Exercise objective:
Gather every line in the records below that contains the word "this".

Data extract:
══════

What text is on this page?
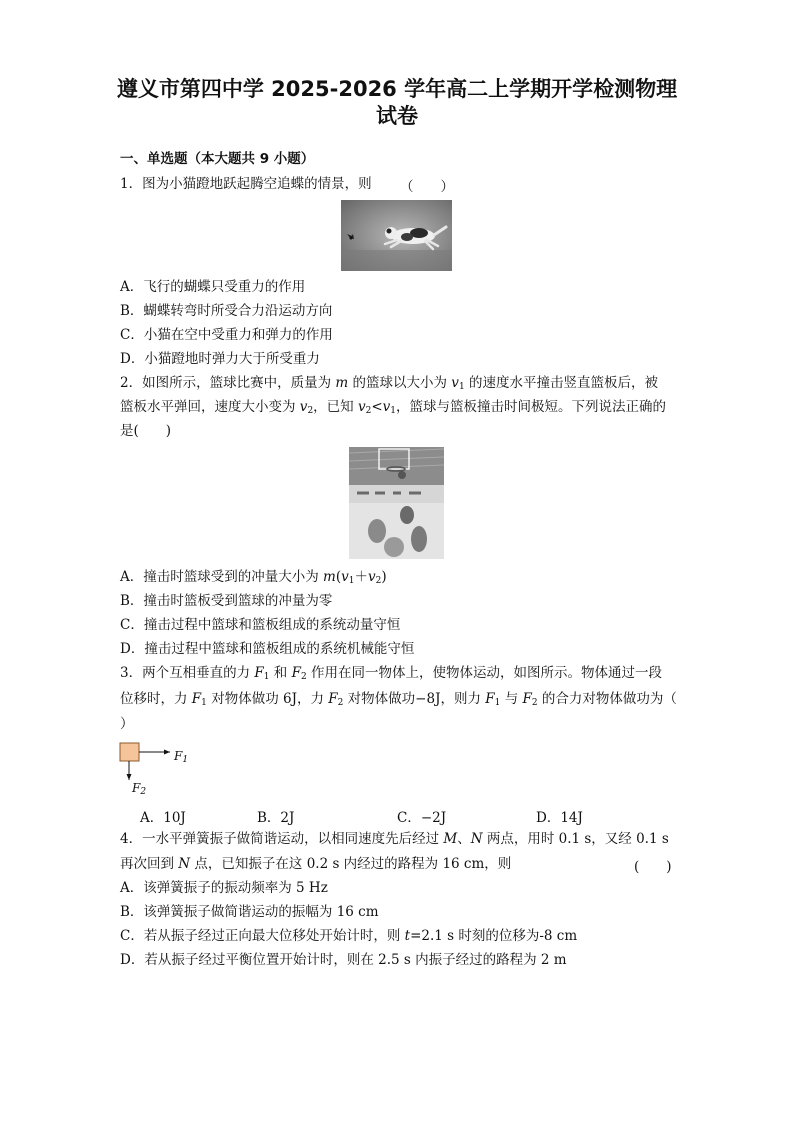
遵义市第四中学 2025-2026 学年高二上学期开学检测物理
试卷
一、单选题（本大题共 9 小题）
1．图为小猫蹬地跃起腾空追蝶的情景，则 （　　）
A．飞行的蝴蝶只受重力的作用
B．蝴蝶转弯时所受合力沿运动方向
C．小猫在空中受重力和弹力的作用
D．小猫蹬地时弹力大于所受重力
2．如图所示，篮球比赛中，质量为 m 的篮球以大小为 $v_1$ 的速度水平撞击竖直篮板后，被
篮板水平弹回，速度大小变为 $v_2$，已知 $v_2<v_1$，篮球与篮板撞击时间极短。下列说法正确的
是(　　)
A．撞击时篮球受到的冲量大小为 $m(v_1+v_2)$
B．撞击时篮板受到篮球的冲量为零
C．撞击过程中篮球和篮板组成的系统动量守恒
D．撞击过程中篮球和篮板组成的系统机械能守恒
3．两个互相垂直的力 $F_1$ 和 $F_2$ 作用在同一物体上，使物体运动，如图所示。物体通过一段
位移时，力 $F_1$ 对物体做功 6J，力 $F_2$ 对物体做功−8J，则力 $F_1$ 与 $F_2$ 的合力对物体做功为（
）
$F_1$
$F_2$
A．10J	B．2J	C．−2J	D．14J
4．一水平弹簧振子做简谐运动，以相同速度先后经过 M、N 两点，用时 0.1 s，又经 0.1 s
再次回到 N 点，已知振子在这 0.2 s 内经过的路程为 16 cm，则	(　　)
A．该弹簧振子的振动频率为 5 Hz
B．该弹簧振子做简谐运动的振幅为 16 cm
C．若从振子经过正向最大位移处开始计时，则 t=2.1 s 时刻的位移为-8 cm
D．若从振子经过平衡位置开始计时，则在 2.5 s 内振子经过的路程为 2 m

══════

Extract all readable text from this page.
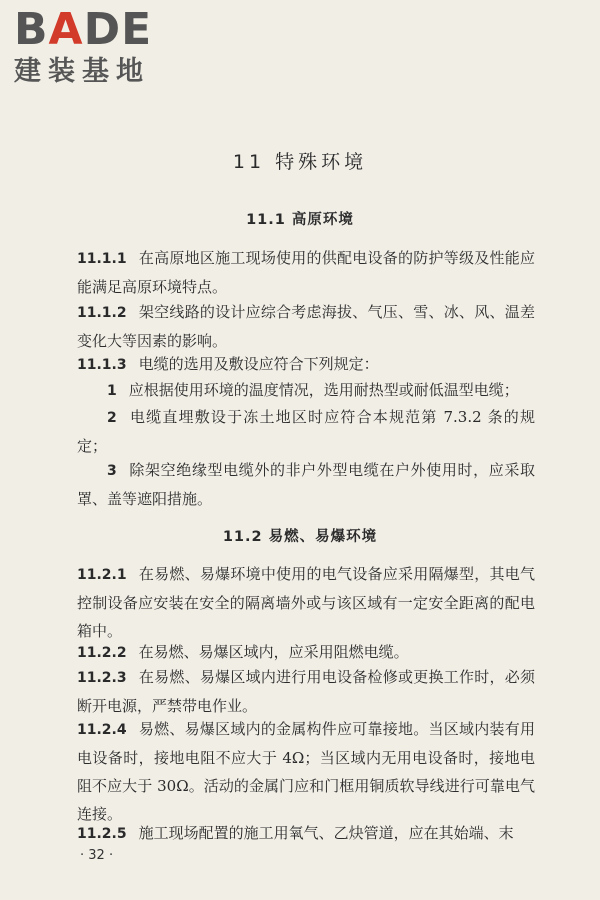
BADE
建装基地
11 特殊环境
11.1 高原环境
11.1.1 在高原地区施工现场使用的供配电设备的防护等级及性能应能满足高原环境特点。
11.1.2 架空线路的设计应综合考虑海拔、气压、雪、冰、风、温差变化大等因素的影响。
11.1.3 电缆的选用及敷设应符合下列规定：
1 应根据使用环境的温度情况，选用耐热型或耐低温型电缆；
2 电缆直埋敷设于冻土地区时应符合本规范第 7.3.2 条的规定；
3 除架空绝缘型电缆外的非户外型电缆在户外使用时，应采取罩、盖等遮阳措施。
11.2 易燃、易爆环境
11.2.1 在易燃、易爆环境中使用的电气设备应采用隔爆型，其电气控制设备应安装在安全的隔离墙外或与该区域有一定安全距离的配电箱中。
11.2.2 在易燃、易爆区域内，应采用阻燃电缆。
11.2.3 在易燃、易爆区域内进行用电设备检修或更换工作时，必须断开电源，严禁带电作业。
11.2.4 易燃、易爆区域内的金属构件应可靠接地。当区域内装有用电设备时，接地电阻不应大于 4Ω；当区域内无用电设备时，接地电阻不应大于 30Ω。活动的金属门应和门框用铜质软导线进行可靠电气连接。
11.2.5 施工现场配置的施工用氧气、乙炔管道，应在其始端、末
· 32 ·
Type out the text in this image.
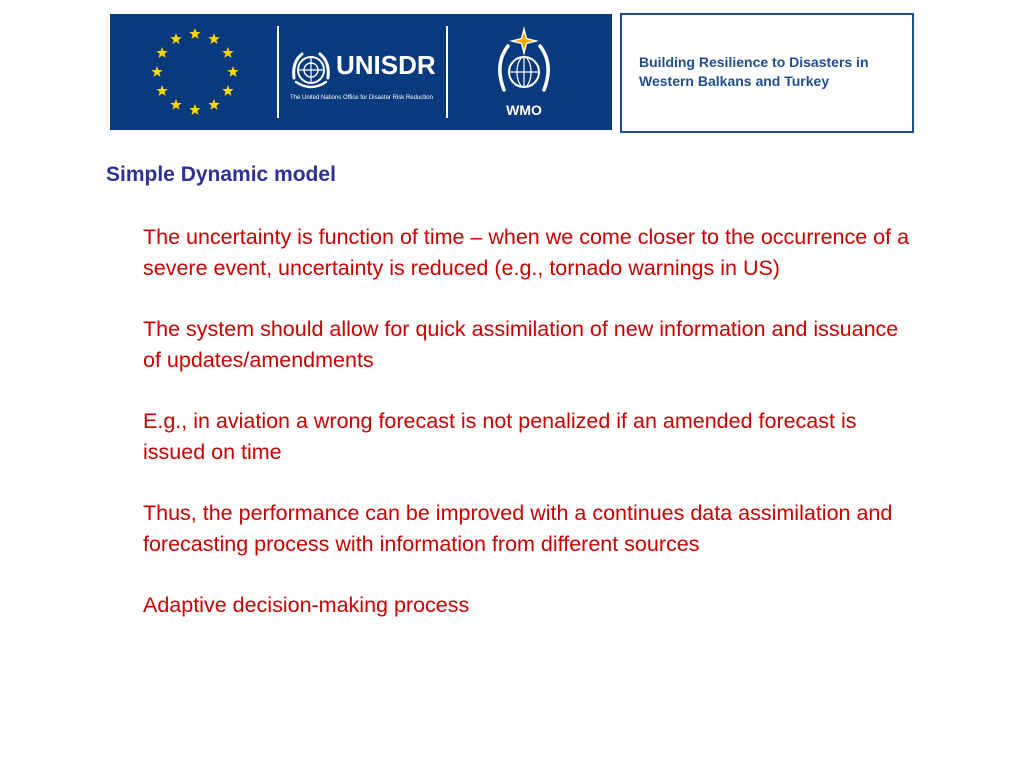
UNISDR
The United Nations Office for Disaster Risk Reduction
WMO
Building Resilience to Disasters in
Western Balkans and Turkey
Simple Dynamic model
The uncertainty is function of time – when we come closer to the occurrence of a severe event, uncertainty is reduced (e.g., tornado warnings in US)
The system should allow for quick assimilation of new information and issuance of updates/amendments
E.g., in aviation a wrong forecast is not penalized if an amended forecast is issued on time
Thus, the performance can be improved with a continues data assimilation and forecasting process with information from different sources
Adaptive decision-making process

══════

Exercise result:
What text is on this page?
Extract all readable text from this page.
Type out the text in this image.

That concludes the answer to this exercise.